* BEGIN Records to process *
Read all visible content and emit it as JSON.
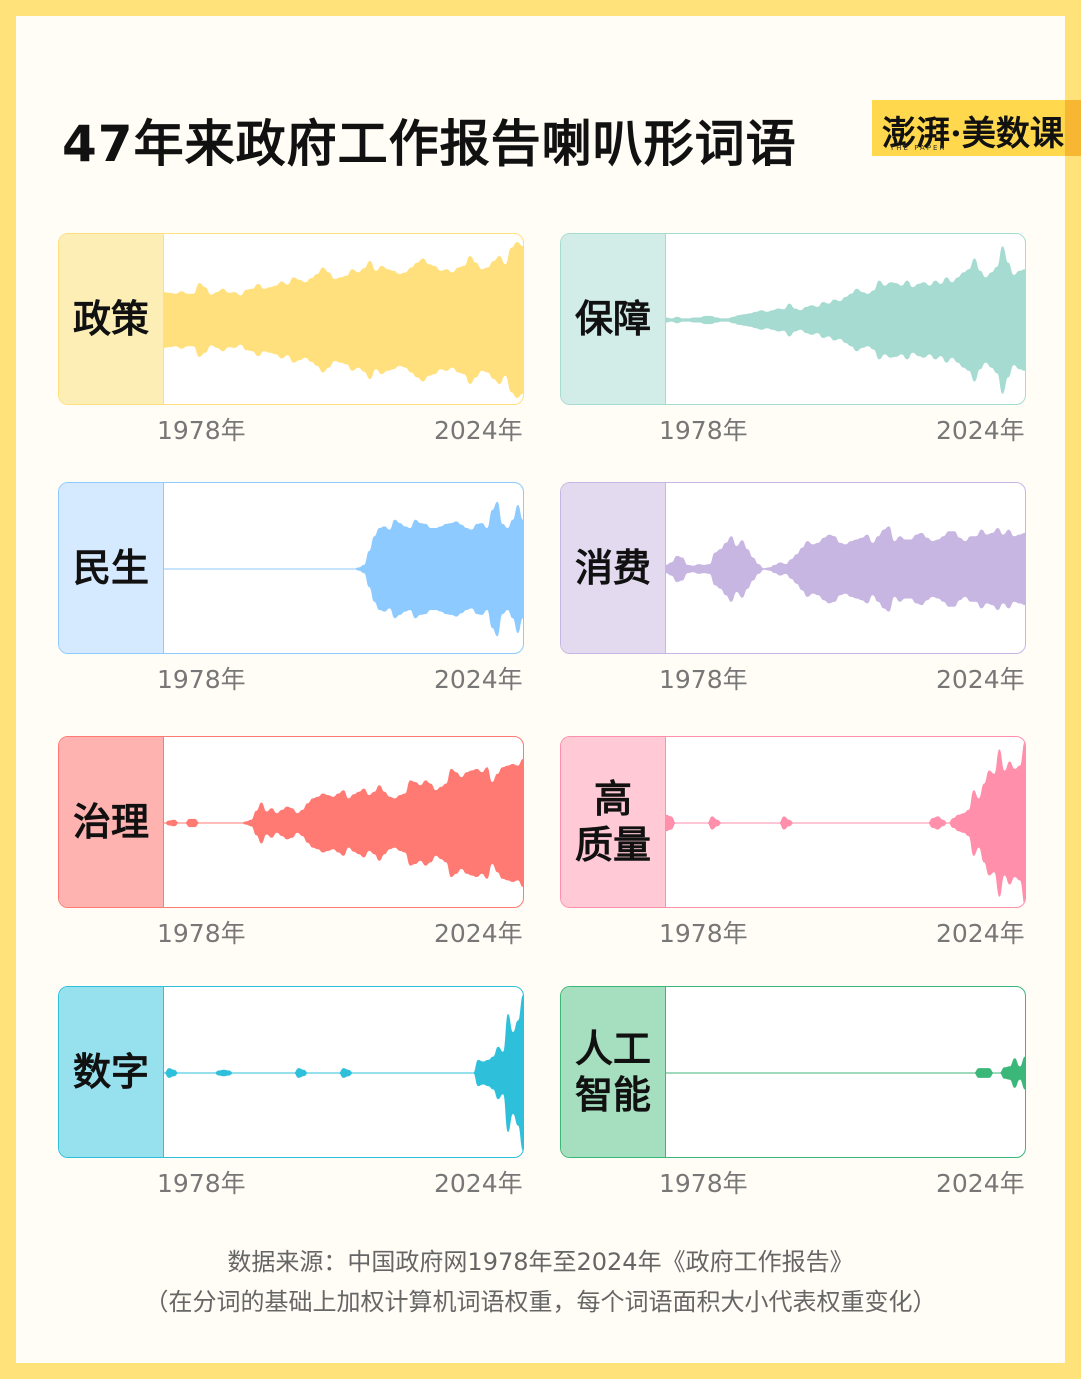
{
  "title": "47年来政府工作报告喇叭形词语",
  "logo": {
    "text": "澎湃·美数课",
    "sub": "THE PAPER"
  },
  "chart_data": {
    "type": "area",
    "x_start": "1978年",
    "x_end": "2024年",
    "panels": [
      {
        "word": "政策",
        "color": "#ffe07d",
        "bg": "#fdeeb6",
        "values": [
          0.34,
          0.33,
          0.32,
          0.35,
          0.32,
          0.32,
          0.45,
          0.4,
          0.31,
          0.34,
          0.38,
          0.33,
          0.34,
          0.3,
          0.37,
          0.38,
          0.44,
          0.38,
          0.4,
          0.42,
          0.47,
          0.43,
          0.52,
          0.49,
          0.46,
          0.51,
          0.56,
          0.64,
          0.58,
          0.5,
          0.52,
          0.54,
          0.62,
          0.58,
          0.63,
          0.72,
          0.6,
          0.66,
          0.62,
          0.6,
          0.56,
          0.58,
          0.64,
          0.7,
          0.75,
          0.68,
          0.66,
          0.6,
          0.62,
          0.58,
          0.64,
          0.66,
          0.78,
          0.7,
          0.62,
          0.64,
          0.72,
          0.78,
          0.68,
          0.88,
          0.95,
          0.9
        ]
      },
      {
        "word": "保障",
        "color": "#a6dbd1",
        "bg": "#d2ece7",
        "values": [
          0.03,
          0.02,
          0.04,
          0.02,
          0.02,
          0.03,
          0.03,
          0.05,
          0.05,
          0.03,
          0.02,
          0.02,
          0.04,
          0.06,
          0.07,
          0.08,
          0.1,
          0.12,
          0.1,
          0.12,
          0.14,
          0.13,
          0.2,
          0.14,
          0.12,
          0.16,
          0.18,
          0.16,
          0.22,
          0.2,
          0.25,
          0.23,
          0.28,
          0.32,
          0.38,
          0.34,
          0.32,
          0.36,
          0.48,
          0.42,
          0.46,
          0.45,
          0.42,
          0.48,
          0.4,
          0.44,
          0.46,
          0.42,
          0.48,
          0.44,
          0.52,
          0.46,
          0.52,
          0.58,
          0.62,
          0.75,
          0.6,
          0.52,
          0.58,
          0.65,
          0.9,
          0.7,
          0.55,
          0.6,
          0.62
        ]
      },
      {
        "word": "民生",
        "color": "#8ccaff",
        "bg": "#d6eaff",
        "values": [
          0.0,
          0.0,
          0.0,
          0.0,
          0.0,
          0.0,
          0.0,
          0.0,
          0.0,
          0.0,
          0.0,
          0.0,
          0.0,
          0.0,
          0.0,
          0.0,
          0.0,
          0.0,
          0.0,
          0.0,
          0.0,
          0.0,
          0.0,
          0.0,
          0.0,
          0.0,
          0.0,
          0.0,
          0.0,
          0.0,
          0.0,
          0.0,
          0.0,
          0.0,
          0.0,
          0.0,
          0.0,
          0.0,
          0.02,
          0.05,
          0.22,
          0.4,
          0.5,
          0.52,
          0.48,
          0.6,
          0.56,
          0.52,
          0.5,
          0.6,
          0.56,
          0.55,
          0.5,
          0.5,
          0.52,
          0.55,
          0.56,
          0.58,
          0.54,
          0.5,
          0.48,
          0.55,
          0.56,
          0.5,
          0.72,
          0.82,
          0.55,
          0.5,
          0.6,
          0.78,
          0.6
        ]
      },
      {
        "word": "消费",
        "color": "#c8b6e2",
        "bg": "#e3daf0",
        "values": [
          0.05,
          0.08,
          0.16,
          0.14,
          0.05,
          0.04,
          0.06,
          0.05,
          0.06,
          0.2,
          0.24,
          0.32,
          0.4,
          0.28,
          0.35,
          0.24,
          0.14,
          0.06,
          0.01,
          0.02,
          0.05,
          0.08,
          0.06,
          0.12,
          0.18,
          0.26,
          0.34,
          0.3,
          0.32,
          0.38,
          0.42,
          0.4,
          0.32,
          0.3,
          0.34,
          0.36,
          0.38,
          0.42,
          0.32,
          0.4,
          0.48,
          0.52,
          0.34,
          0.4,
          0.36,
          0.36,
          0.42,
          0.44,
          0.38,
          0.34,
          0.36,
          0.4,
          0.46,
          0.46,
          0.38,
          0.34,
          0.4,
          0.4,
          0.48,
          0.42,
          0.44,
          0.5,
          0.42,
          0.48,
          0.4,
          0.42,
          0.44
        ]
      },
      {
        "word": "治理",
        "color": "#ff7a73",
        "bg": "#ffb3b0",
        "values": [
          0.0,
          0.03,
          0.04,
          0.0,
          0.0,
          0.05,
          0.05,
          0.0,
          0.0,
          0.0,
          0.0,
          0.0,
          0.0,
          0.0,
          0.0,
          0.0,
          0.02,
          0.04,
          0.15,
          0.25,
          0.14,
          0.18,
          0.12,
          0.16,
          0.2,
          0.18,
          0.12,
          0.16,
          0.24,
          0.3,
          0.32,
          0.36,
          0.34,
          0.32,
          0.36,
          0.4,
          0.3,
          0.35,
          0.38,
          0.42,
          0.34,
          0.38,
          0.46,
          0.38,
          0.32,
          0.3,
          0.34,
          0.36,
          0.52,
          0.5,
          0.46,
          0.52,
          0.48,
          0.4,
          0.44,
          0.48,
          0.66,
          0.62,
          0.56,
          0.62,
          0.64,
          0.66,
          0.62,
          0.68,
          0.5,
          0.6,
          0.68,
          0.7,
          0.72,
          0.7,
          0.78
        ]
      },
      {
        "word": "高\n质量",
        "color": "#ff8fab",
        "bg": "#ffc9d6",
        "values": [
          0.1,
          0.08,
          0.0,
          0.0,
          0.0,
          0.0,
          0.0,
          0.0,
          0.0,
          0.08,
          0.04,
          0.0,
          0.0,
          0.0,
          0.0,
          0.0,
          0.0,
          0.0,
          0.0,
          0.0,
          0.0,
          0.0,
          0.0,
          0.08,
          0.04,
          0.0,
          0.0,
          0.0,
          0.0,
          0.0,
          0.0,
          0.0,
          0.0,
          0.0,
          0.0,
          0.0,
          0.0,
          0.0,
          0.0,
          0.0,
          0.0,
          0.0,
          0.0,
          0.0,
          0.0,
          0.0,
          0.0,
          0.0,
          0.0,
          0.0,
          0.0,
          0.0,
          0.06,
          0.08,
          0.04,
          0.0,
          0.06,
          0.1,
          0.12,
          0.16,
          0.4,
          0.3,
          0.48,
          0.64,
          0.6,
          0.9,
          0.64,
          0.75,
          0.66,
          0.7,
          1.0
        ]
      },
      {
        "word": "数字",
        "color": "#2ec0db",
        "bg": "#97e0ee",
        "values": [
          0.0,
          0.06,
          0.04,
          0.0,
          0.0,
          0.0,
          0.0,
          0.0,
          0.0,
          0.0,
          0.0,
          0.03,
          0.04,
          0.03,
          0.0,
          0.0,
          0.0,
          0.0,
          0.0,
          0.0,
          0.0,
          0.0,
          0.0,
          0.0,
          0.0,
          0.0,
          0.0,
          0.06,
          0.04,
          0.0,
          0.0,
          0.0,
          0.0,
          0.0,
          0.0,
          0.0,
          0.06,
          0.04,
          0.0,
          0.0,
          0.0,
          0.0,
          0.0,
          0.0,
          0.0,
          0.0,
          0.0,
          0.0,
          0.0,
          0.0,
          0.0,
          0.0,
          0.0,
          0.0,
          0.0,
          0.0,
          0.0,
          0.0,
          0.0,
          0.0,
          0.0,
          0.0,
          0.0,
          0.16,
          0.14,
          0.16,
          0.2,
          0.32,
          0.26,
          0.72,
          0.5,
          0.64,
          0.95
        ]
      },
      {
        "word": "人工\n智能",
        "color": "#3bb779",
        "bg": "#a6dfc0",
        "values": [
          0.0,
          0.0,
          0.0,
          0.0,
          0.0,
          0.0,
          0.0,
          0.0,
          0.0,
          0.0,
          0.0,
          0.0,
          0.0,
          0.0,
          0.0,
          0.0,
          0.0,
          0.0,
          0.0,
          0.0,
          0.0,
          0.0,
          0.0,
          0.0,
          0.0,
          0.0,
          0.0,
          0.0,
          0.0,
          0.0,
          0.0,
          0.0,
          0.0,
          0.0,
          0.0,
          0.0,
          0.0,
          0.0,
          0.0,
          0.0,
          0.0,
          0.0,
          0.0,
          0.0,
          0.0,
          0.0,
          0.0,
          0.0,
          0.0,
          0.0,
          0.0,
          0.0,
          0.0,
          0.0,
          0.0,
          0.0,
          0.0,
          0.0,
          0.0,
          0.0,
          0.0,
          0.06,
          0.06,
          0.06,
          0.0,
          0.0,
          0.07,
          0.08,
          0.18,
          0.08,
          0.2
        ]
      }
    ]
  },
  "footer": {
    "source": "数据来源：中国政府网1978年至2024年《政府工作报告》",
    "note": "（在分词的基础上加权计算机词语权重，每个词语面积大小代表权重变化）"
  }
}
* END Records to process *
> [Task brief] Report the count of lines in the entries that contain the string "color", and nothing besides it.

> [Written response] 8